___ Texto extraído

A cualquier persona que se dedique a alguna rama de la medicina -es decir, médicos cirujanos, cirujanos dentistas, personal de enfermería, médicos veterinarios-, le habrán preguntado en más de una ocasión, con respecto a la salud de un paciente, si se va a morir o no de la enfermedad por la cual está siendo atendido.
Cuando me hacen esa pregunta a "quemarropa", respondo que en medicina no hay una respuesta definitiva, y que, en todo caso, es mejor manejar ese tipo de cuestiones con porcentajes, comparándolos con otros padecimientos y considerando el grado de avance de la enfermedad, el estado general del organismo, la resistencia y la respuesta individual de cada paciente.
Les explico que no basta con decir: "se va a salvar" o "no se va a salvar", porque la medicina no es una ciencia exacta y la salud no tiene palabra de honor.
¿Cuántas veces hemos visto pacientes soportar enfermedades largas y difíciles y recuperarse de forma espectacular? Y, en otras ocasiones, los hemos visto agravarse o complicarse después de una enfermedad o de un procedimiento que se consideraba "de rutina".
Por eso la medicina es una carrera apasionante, absorbente, demandante, gratificante y, en ocasiones, injusta con el médico. Quienes deseen dedicarse a esta profesión -o quienes ya lo hacen- sabrán que no es un trabajo más, sino una forma de vida.
Debemos tratar de ser lo más objetivos posible y explicar los pros y los contras de cualquier enfermedad, tratamiento o procedimiento antes de tomar una decisión. Entendemos que nuestra vocación nos llevó a estudiar para procurar, en lo posible, alivio a las enfermedades, buscando siempre que el paciente sane o al menos goce de la mejor calidad de vida posible.

______
___ Datos mostrados

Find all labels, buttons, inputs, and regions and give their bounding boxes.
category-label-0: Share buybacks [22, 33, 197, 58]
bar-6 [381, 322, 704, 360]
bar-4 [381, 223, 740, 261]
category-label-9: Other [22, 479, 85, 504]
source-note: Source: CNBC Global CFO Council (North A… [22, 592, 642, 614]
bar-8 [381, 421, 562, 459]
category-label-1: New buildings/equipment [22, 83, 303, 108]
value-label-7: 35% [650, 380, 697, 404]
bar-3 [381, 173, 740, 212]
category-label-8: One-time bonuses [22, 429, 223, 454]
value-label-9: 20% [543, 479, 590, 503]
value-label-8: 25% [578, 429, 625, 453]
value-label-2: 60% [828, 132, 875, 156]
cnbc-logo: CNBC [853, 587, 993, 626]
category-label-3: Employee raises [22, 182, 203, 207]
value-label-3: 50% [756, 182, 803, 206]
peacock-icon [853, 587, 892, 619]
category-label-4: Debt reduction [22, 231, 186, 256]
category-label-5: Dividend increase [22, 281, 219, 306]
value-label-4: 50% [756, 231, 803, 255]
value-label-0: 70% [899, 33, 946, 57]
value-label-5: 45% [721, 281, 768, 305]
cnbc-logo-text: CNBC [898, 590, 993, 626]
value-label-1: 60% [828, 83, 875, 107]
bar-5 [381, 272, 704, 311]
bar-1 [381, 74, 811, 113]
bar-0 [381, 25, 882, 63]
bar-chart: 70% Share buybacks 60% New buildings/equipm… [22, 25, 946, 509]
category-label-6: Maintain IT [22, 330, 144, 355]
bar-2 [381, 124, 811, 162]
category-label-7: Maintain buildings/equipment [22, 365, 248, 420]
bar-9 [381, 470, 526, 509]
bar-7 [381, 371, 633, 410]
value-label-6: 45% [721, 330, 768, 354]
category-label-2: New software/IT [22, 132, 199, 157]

______

▶ Tareas del ejercicio:
(A) Según el texto sobre el pronóstico médico, ¿por qué no basta con responder «se va a salvar» o «no se va a salvar»? Explícalo en una a tres oraciones.
(B) ¿Qué ramas de la medicina se mencionan al inicio del texto sobre el pronóstico médico?
(C) Retoma el texto sobre el pronóstico médico y continúalo a partir de donde se detiene.
Los registros no intervienen en este ejercicio.

▶ Respuestas por tarea:
(A) No basta porque la medicina no es una ciencia exacta y la salud no tiene palabra de honor. Por eso conviene manejar esas cuestiones con porcentajes. Estos se comparan con otros padecimientos y consideran el avance de la enfermedad, el estado general del organismo y la resistencia y respuesta de cada paciente.

(B) Médicos cirujanos, cirujanos dentistas, personal de enfermería y médicos veterinarios.

(C)
Cuando un enfermo se acerca a su médico, siempre lo hace con miedo, pero esperanzado de recibir la mejor atención y el diagnóstico o tratamiento más acertado. Tengamos siempre presente que un médico, ante todo, es una persona, y que la decisión final sólo le corresponde a Dios.
Cuando recién me había casado, viví una experiencia muy fuerte que me marcó. Mi esposa y yo tuvimos tres gestaciones malogradas, es decir, tres abortos. Después de innumerables exámenes, estudios y diagnósticos, el jefe de ginecología de un hospital nos citó para hablar con nosotros. Sin más preámbulos, y de manera fría, nos dijo: "Ustedes nunca van a poder tener hijos". Aquello me cayó como una bomba, sobre todo al ver a mi esposa sufrir por tan temerarias palabras. Conteniéndome, y midiendo lo que decía, le respondí: "Usted no puede saber eso, doctor... usted no es Dios".
Eso ocurrió hace unos treinta años. Y como prueba de que la decisión final sólo le corresponde a Dios, hoy tenemos tres hijos. El mayor de ellos es médico, y cuando platico con él, le aconsejo que, al estar frente a un paciente, sea comprensivo, solidario, que se ponga del lado del que sufre, que tenga paciencia, que sepa escuchar, que siempre esté dispuesto a ayudar… y que nunca, pero nunca, juegue a ser Dios.
Y para terminar, una gota de filosofía:
Nadie es tan rico como para comprar su pasado.